Textausschnitt
....................
Von Demmler bis zur heutigen Zeit

19. Jahrhundert: Planungen für Wohnen am Wasser


Schon im 19. Jahrhundert gab es erste Planungen für das Waisengärtenareal. Im Jahr 1866 veröffentlichte der bekannte Architekt und Stadtplaner Georg Adolf Demmler grundlegende Leitideen für die städtebauliche Weiterentwicklung der Werdervorstadt an den Schweriner See, nachzulesen im „Erweiterungs- und Verschönerungsplan der Residenzstadt Schwerin". Für das Seeufer der heutigen Waisengärten sah Demmler eine Blockrandbebauung vor, die in Verlängerung der Amtstraße auf die damalige Wiesenstraße (heute: Am Werder) führen sollte. Das Wohnen am Wasser wurde offenbar schon damals attraktiv. Die Planungen kennzeichneten den Wandel des Naturverständnisses im 19. Jahrhundert (vgl. Rahmenplan Werdervorstadt 1995).
....................
Inhalt des Datensatzes
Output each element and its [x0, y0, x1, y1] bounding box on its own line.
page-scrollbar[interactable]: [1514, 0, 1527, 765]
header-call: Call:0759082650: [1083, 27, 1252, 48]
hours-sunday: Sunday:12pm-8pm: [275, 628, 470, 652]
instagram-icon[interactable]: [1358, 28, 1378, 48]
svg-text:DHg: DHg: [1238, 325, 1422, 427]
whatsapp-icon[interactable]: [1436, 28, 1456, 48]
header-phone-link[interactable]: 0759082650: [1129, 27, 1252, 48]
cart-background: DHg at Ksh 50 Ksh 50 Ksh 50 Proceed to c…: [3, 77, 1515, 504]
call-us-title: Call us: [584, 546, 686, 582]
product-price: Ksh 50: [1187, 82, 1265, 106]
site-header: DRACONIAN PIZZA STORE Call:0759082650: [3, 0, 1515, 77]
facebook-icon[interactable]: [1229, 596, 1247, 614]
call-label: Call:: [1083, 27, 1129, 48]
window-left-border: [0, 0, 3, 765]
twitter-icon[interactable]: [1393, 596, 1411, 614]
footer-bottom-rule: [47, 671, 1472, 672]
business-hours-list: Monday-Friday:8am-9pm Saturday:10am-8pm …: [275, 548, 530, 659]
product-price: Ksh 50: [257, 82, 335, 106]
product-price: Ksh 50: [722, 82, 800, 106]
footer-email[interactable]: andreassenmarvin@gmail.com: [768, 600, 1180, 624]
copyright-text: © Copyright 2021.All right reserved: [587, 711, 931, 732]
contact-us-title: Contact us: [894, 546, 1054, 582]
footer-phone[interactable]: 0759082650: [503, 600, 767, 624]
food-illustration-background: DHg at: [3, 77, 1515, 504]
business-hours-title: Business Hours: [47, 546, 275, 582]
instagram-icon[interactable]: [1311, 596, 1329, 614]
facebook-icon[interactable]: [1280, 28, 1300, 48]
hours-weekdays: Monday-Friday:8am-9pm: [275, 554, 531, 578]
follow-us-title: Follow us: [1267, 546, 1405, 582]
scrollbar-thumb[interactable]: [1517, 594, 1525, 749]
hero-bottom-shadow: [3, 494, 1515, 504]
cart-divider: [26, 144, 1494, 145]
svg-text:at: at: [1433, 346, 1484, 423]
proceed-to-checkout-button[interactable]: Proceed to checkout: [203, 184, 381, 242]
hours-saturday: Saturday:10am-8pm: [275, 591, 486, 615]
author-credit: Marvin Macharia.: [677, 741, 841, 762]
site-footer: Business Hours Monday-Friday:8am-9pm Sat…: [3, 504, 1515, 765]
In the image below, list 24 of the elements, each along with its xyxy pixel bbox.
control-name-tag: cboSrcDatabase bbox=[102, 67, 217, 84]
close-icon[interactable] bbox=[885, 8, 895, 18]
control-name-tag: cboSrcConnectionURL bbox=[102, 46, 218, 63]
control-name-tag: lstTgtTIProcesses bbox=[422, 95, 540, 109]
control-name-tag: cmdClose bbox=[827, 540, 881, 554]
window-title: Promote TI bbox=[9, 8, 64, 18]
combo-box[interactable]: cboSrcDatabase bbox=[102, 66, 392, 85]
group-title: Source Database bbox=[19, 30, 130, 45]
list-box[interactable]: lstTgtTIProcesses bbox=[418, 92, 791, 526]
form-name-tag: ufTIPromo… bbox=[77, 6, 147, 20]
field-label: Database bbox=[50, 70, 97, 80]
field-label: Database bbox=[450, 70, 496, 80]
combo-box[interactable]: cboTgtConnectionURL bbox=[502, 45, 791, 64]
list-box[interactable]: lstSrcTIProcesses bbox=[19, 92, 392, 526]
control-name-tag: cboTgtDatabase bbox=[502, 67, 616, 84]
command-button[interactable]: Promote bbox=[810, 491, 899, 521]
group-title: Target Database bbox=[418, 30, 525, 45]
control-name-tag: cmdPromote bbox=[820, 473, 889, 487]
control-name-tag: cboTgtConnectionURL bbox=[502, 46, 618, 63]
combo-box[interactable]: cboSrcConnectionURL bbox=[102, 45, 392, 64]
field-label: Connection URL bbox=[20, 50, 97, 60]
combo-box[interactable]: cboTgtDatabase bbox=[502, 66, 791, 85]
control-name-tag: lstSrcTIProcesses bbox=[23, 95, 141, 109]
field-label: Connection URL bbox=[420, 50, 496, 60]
....................
Arbeitsanweisung
Schreiben Sie aus dem Textausschnitt die Passage wörtlich ab, die bei den Worten „Von Demmler bis“ einsetzt und nach den Worten „Rahmenplan Werdervorstadt 1995).“ endet. Das Material ist vom Textausschnitt unabhängig.

Ergebnis der Übung
Von Demmler bis zur heutigen Zeit

19. Jahrhundert: Planungen für Wohnen am Wasser


Schon im 19. Jahrhundert gab es erste Planungen für das Waisengärtenareal. Im Jahr 1866 veröffentlichte der bekannte Architekt und Stadtplaner Georg Adolf Demmler grundlegende Leitideen für die städtebauliche Weiterentwicklung der Werdervorstadt an den Schweriner See, nachzulesen im „Erweiterungs- und Verschönerungsplan der Residenzstadt Schwerin". Für das Seeufer der heutigen Waisengärten sah Demmler eine Blockrandbebauung vor, die in Verlängerung der Amtstraße auf die damalige Wiesenstraße (heute: Am Werder) führen sollte. Das Wohnen am Wasser wurde offenbar schon damals attraktiv. Die Planungen kennzeichneten den Wandel des Naturverständnisses im 19. Jahrhundert (vgl. Rahmenplan Werdervorstadt 1995).